## Stated task
Extract the complete listing and repeat it word for word.
--- Provided records ---
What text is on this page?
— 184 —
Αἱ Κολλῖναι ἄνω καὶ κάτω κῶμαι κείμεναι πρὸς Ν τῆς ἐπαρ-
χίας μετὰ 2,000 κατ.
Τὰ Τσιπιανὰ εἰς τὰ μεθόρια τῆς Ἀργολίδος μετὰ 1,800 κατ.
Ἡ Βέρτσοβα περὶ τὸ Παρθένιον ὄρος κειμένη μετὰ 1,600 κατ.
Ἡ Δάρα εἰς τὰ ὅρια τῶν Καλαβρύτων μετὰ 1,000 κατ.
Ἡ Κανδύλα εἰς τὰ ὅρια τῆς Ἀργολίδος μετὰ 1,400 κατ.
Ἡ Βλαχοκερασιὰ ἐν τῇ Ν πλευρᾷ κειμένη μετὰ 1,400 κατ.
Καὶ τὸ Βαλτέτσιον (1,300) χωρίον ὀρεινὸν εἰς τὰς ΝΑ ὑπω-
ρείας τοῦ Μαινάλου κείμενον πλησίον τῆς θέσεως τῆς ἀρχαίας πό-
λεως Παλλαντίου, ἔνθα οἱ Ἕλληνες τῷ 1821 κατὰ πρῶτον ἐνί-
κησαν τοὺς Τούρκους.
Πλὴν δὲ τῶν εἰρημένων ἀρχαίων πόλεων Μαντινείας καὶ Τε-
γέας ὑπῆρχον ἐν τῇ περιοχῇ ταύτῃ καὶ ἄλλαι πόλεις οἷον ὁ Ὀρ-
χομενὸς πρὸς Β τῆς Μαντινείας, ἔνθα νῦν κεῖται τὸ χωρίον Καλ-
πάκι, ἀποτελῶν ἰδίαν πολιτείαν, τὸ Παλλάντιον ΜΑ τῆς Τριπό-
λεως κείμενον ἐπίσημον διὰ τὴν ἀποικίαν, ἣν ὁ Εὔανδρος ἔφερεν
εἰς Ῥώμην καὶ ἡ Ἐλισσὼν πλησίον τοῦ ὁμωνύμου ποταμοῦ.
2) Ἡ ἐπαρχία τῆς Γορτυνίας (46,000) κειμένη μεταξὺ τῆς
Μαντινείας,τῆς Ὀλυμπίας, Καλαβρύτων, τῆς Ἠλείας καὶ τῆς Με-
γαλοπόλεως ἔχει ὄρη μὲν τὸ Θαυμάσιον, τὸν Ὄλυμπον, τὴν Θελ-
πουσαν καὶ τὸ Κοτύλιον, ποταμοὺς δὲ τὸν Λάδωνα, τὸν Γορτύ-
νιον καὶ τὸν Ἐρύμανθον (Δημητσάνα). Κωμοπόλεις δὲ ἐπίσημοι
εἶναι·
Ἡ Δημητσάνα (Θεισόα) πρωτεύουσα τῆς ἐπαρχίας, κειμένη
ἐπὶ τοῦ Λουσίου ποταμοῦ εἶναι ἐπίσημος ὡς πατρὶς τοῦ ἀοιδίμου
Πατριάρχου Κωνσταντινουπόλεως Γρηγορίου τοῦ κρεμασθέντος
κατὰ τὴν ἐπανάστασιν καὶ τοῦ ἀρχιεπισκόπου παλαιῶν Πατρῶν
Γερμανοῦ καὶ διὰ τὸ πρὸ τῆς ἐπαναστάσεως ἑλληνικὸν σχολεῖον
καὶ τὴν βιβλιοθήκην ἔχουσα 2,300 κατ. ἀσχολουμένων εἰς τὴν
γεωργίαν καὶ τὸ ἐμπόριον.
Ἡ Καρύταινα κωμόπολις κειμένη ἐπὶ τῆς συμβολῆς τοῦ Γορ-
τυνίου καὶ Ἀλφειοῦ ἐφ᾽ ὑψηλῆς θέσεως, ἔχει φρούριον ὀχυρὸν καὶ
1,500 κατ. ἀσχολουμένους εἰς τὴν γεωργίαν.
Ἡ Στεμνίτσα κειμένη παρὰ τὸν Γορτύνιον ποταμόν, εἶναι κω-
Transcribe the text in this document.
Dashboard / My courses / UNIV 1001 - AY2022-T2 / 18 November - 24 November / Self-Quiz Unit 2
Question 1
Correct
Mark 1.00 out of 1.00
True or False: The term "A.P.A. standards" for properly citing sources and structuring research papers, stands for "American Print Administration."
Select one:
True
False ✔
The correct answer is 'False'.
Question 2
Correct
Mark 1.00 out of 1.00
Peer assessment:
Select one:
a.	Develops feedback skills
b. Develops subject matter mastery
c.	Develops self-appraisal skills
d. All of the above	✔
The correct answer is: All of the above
---
## The result
What text is on this page?
— 184 —
Αἱ Κολλῖναι ἄνω καὶ κάτω κῶμαι κείμεναι πρὸς Ν τῆς ἐπαρ-
χίας μετὰ 2,000 κατ.
Τὰ Τσιπιανὰ εἰς τὰ μεθόρια τῆς Ἀργολίδος μετὰ 1,800 κατ.
Ἡ Βέρτσοβα περὶ τὸ Παρθένιον ὄρος κειμένη μετὰ 1,600 κατ.
Ἡ Δάρα εἰς τὰ ὅρια τῶν Καλαβρύτων μετὰ 1,000 κατ.
Ἡ Κανδύλα εἰς τὰ ὅρια τῆς Ἀργολίδος μετὰ 1,400 κατ.
Ἡ Βλαχοκερασιὰ ἐν τῇ Ν πλευρᾷ κειμένη μετὰ 1,400 κατ.
Καὶ τὸ Βαλτέτσιον (1,300) χωρίον ὀρεινὸν εἰς τὰς ΝΑ ὑπω-
ρείας τοῦ Μαινάλου κείμενον πλησίον τῆς θέσεως τῆς ἀρχαίας πό-
λεως Παλλαντίου, ἔνθα οἱ Ἕλληνες τῷ 1821 κατὰ πρῶτον ἐνί-
κησαν τοὺς Τούρκους.
Πλὴν δὲ τῶν εἰρημένων ἀρχαίων πόλεων Μαντινείας καὶ Τε-
γέας ὑπῆρχον ἐν τῇ περιοχῇ ταύτῃ καὶ ἄλλαι πόλεις οἷον ὁ Ὀρ-
χομενὸς πρὸς Β τῆς Μαντινείας, ἔνθα νῦν κεῖται τὸ χωρίον Καλ-
πάκι, ἀποτελῶν ἰδίαν πολιτείαν, τὸ Παλλάντιον ΜΑ τῆς Τριπό-
λεως κείμενον ἐπίσημον διὰ τὴν ἀποικίαν, ἣν ὁ Εὔανδρος ἔφερεν
εἰς Ῥώμην καὶ ἡ Ἐλισσὼν πλησίον τοῦ ὁμωνύμου ποταμοῦ.
2) Ἡ ἐπαρχία τῆς Γορτυνίας (46,000) κειμένη μεταξὺ τῆς
Μαντινείας,τῆς Ὀλυμπίας, Καλαβρύτων, τῆς Ἠλείας καὶ τῆς Με-
γαλοπόλεως ἔχει ὄρη μὲν τὸ Θαυμάσιον, τὸν Ὄλυμπον, τὴν Θελ-
πουσαν καὶ τὸ Κοτύλιον, ποταμοὺς δὲ τὸν Λάδωνα, τὸν Γορτύ-
νιον καὶ τὸν Ἐρύμανθον (Δημητσάνα). Κωμοπόλεις δὲ ἐπίσημοι
εἶναι·
Ἡ Δημητσάνα (Θεισόα) πρωτεύουσα τῆς ἐπαρχίας, κειμένη
ἐπὶ τοῦ Λουσίου ποταμοῦ εἶναι ἐπίσημος ὡς πατρὶς τοῦ ἀοιδίμου
Πατριάρχου Κωνσταντινουπόλεως Γρηγορίου τοῦ κρεμασθέντος
κατὰ τὴν ἐπανάστασιν καὶ τοῦ ἀρχιεπισκόπου παλαιῶν Πατρῶν
Γερμανοῦ καὶ διὰ τὸ πρὸ τῆς ἐπαναστάσεως ἑλληνικὸν σχολεῖον
καὶ τὴν βιβλιοθήκην ἔχουσα 2,300 κατ. ἀσχολουμένων εἰς τὴν
γεωργίαν καὶ τὸ ἐμπόριον.
Ἡ Καρύταινα κωμόπολις κειμένη ἐπὶ τῆς συμβολῆς τοῦ Γορ-
τυνίου καὶ Ἀλφειοῦ ἐφ᾽ ὑψηλῆς θέσεως, ἔχει φρούριον ὀχυρὸν καὶ
1,500 κατ. ἀσχολουμένους εἰς τὴν γεωργίαν.
Ἡ Στεμνίτσα κειμένη παρὰ τὸν Γορτύνιον ποταμόν, εἶναι κω-
Transcribe the text in this document.
Dashboard / My courses / UNIV 1001 - AY2022-T2 / 18 November - 24 November / Self-Quiz Unit 2
Question 1
Correct
Mark 1.00 out of 1.00
True or False: The term "A.P.A. standards" for properly citing sources and structuring research papers, stands for "American Print Administration."
Select one:
True
False ✔
The correct answer is 'False'.
Question 2
Correct
Mark 1.00 out of 1.00
Peer assessment:
Select one:
a.	Develops feedback skills
b. Develops subject matter mastery
c.	Develops self-appraisal skills
d. All of the above	✔
The correct answer is: All of the above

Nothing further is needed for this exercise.